[Entries from a dataset]
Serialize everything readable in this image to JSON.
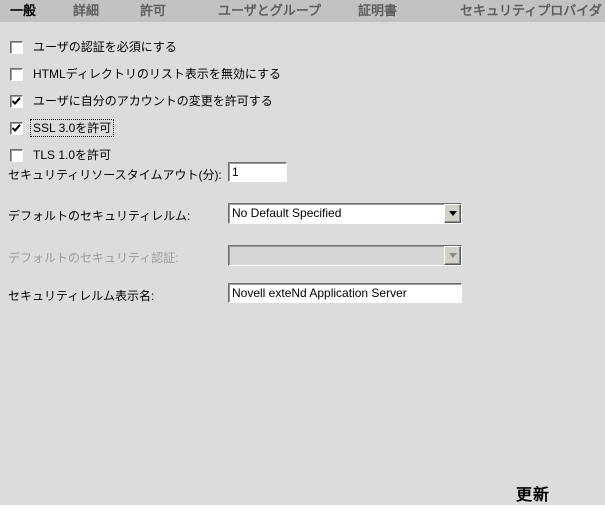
{
  "tabs": [
    {
      "label": "一般",
      "active": true
    },
    {
      "label": "詳細",
      "active": false
    },
    {
      "label": "許可",
      "active": false
    },
    {
      "label": "ユーザとグループ",
      "active": false
    },
    {
      "label": "証明書",
      "active": false
    },
    {
      "label": "セキュリティプロバイダ",
      "active": false
    }
  ],
  "checkboxes": [
    {
      "label": "ユーザの認証を必須にする",
      "checked": false,
      "focused": false
    },
    {
      "label": "HTMLディレクトリのリスト表示を無効にする",
      "checked": false,
      "focused": false
    },
    {
      "label": "ユーザに自分のアカウントの変更を許可する",
      "checked": true,
      "focused": false
    },
    {
      "label": "SSL 3.0を許可",
      "checked": true,
      "focused": true
    },
    {
      "label": "TLS 1.0を許可",
      "checked": false,
      "focused": false
    }
  ],
  "fields": {
    "timeout": {
      "label": "セキュリティリソースタイムアウト(分):",
      "value": "1"
    },
    "default_realm": {
      "label": "デフォルトのセキュリティレルム:",
      "value": "No Default Specified",
      "disabled": false
    },
    "default_auth": {
      "label": "デフォルトのセキュリティ認証:",
      "value": "",
      "disabled": true
    },
    "realm_display_name": {
      "label": "セキュリティレルム表示名:",
      "value": "Novell exteNd Application Server"
    }
  },
  "update_button": {
    "label": "更新"
  },
  "colors": {
    "body_bg": "#dcdcdc",
    "tabbar_bg": "#c2c2c2",
    "inactive_tab_text": "#5e5e5e",
    "active_tab_text": "#000000",
    "disabled_text": "#9b9b9b",
    "field_bg": "#ffffff"
  }
}
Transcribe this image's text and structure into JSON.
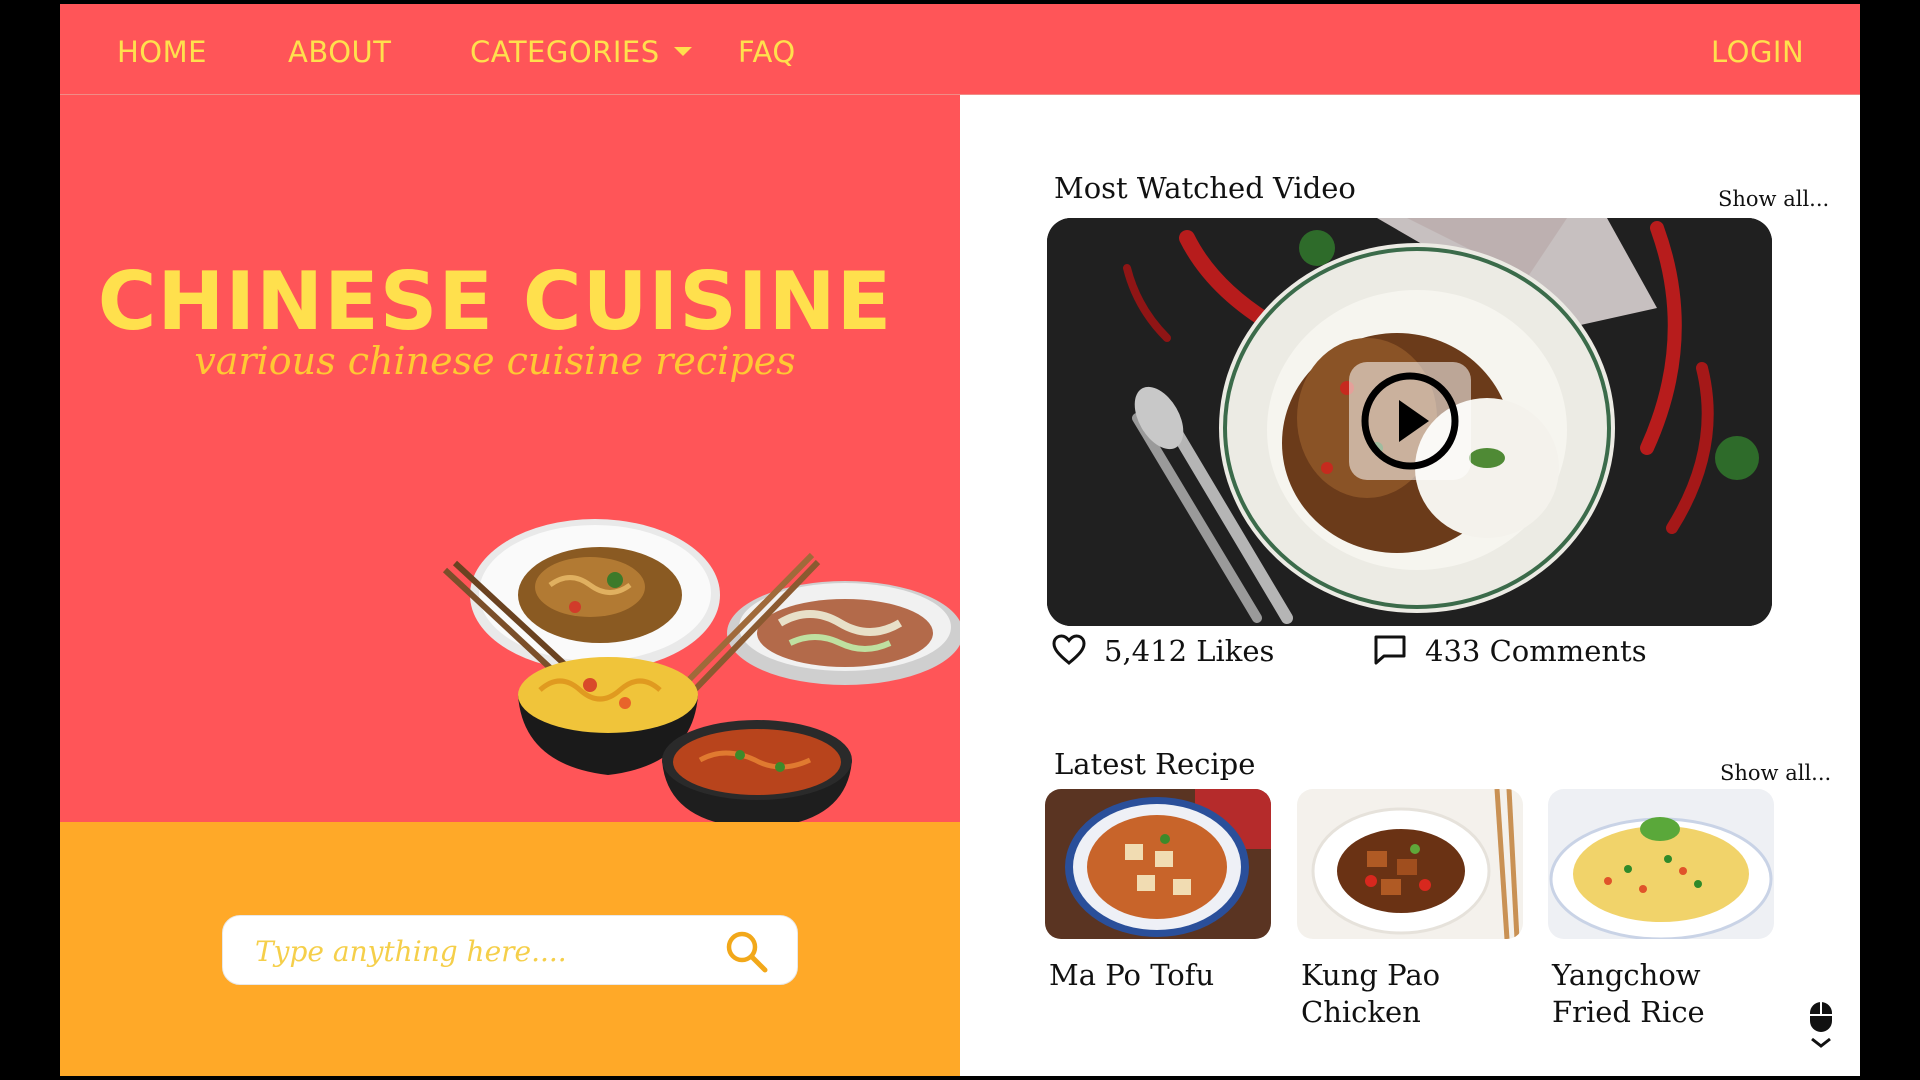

§ Your goal
Leave the pictures out, and print every line of the listing exactly as written.

§ Answer to the problem
Serialize everything readable in this image to JSON.
{
  "tabs": [
    {
      "label": "一般",
      "active": true
    },
    {
      "label": "詳細",
      "active": false
    },
    {
      "label": "許可",
      "active": false
    },
    {
      "label": "ユーザとグループ",
      "active": false
    },
    {
      "label": "証明書",
      "active": false
    },
    {
      "label": "セキュリティプロバイダ",
      "active": false
    }
  ],
  "checkboxes": [
    {
      "label": "ユーザの認証を必須にする",
      "checked": false,
      "focused": false
    },
    {
      "label": "HTMLディレクトリのリスト表示を無効にする",
      "checked": false,
      "focused": false
    },
    {
      "label": "ユーザに自分のアカウントの変更を許可する",
      "checked": true,
      "focused": false
    },
    {
      "label": "SSL 3.0を許可",
      "checked": true,
      "focused": true
    },
    {
      "label": "TLS 1.0を許可",
      "checked": false,
      "focused": false
    }
  ],
  "fields": {
    "timeout": {
      "label": "セキュリティリソースタイムアウト(分):",
      "value": "1"
    },
    "default_realm": {
      "label": "デフォルトのセキュリティレルム:",
      "value": "No Default Specified",
      "disabled": false
    },
    "default_auth": {
      "label": "デフォルトのセキュリティ認証:",
      "value": "",
      "disabled": true
    },
    "realm_display_name": {
      "label": "セキュリティレルム表示名:",
      "value": "Novell exteNd Application Server"
    }
  },
  "update_button": {
    "label": "更新"
  },
  "colors": {
    "body_bg": "#dcdcdc",
    "tabbar_bg": "#c2c2c2",
    "inactive_tab_text": "#5e5e5e",
    "active_tab_text": "#000000",
    "disabled_text": "#9b9b9b",
    "field_bg": "#ffffff"
  }
}
Transcribe this image's text and structure into JSON.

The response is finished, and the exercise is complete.